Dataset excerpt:

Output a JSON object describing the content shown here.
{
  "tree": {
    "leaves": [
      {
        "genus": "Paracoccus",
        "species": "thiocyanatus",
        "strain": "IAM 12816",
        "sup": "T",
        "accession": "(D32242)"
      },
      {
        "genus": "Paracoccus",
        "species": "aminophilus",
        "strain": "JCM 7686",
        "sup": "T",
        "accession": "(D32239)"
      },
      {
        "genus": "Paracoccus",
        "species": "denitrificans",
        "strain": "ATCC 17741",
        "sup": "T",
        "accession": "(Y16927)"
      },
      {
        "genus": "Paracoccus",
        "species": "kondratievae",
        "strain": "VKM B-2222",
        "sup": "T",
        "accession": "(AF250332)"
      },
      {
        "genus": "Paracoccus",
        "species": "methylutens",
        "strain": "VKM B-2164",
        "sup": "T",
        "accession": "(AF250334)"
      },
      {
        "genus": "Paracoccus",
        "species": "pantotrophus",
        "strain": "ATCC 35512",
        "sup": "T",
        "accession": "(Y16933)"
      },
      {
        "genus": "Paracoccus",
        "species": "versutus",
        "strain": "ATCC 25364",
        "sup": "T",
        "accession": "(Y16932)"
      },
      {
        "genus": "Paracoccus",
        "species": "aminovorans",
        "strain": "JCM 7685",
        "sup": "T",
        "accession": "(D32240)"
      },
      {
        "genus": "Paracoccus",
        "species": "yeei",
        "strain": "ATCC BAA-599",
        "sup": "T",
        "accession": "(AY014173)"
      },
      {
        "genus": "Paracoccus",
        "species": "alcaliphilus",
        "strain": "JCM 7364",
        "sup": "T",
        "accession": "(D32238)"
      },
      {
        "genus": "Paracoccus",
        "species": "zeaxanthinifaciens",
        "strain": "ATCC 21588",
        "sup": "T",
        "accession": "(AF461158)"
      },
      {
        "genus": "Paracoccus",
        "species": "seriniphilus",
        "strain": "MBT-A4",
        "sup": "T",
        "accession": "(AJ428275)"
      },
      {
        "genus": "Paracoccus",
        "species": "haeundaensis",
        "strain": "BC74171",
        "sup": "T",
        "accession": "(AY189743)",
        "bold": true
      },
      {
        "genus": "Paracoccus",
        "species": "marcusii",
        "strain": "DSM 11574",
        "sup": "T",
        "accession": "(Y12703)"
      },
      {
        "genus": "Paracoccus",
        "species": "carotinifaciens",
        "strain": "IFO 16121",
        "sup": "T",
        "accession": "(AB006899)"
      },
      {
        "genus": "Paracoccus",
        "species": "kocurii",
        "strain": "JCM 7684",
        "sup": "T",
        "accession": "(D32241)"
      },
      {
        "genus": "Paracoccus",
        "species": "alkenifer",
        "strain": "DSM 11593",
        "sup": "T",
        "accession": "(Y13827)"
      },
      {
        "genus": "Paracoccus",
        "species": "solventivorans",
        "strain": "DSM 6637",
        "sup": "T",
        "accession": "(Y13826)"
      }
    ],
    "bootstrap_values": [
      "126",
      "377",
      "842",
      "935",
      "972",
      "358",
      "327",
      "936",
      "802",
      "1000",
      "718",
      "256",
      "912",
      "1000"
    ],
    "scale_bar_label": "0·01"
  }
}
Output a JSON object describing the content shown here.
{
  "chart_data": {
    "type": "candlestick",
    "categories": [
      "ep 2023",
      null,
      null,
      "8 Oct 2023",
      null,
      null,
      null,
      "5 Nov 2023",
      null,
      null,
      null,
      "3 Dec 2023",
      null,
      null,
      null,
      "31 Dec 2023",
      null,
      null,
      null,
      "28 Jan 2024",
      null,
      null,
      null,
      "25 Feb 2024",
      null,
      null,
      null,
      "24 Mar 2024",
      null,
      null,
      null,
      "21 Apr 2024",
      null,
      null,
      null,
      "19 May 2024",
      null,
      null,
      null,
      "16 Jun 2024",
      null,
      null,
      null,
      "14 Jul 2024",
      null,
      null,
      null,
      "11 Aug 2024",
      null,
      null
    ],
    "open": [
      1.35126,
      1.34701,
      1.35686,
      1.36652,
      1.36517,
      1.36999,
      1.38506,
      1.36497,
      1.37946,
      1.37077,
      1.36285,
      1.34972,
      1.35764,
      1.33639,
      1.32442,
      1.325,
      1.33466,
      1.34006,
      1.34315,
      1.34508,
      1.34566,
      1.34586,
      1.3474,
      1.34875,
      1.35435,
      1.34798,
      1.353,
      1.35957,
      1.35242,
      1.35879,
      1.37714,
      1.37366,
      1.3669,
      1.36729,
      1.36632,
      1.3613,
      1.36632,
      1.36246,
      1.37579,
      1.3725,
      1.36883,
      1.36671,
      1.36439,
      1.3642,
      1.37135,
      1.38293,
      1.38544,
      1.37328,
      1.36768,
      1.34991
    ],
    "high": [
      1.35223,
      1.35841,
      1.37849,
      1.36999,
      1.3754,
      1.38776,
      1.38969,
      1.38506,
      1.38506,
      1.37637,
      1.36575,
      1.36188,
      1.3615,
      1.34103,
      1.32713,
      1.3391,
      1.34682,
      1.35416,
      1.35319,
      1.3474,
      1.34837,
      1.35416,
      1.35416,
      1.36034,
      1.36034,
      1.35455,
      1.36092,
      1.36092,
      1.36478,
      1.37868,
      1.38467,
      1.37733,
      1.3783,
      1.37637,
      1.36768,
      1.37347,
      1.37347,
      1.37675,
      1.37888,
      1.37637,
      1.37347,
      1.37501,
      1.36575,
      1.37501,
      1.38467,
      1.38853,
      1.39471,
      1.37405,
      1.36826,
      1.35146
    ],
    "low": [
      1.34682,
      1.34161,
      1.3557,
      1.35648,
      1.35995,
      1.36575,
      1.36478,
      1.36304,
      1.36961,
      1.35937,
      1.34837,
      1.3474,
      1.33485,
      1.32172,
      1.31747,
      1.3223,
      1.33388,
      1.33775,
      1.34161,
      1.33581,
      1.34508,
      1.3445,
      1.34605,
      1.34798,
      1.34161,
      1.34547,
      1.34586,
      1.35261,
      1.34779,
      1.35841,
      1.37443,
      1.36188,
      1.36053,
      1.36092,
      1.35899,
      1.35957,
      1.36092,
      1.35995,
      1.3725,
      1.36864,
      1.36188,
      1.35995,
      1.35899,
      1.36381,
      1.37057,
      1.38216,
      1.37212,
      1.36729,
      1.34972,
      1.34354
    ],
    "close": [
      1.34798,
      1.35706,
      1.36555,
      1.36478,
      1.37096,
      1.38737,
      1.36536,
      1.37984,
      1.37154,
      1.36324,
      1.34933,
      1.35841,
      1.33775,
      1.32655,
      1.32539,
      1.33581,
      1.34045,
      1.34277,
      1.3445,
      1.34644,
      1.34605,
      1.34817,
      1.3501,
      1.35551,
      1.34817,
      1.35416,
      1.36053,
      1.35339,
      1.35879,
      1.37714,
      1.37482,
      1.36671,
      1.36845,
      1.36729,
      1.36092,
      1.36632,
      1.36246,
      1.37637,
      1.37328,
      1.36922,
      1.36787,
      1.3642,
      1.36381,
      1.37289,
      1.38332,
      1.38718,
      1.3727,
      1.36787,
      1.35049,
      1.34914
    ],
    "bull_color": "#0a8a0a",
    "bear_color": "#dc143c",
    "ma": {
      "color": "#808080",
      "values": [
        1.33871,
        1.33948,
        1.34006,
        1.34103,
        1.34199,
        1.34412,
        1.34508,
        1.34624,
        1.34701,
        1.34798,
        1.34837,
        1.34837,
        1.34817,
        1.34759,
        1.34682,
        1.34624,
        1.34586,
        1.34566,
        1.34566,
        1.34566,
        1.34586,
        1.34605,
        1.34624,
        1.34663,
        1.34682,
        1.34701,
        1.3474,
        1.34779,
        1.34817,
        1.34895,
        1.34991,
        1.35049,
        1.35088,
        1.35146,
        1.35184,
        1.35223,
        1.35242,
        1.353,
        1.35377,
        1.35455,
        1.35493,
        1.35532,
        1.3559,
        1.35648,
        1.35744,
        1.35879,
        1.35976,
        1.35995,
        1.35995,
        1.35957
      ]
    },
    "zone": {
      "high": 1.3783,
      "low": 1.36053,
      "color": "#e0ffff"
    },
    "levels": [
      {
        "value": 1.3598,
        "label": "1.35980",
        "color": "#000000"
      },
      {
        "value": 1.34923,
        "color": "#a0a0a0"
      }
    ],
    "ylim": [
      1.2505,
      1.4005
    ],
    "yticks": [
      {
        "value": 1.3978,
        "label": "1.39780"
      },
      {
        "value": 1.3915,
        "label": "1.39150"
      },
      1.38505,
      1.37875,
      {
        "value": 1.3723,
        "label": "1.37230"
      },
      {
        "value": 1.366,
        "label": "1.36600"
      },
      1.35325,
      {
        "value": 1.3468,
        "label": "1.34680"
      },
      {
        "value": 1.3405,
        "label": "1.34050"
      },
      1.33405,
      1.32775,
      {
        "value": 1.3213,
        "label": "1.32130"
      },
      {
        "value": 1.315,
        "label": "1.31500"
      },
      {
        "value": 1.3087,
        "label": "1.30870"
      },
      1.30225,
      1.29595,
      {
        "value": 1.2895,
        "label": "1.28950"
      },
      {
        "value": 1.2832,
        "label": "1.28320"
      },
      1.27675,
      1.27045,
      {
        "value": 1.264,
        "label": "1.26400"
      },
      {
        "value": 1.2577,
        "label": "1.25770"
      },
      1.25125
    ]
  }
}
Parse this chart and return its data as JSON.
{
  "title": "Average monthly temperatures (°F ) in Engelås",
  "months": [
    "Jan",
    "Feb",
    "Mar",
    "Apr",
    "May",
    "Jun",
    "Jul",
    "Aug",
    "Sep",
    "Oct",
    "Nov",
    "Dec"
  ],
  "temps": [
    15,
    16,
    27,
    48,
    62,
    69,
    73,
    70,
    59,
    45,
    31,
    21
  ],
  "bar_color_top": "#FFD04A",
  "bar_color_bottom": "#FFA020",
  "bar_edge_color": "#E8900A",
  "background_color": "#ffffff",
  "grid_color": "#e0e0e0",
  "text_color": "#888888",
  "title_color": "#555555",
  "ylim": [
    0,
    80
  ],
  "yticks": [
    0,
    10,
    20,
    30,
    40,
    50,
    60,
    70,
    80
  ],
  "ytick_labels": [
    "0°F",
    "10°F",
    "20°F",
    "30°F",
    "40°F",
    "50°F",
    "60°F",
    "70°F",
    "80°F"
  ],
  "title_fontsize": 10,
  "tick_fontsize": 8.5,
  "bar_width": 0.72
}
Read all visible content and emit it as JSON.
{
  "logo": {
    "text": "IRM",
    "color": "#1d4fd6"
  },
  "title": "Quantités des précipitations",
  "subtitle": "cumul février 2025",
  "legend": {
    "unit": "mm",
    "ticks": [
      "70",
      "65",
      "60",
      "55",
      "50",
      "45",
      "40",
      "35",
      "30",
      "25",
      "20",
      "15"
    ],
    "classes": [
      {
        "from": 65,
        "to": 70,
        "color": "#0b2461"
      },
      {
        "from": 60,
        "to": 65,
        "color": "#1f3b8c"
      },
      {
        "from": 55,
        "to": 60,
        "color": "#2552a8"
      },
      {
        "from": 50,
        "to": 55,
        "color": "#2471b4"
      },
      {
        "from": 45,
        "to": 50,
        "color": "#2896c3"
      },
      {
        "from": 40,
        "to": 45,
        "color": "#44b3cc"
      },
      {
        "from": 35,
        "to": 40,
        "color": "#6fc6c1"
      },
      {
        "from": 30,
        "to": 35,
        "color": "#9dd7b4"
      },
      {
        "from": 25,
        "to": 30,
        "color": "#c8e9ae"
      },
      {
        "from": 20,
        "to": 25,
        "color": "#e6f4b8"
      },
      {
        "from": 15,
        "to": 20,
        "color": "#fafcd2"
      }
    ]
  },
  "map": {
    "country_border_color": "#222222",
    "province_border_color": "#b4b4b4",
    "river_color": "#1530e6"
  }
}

Exercise task:
Go through the data and count each line that has the word "from", then give the total alone.

The completed task:
11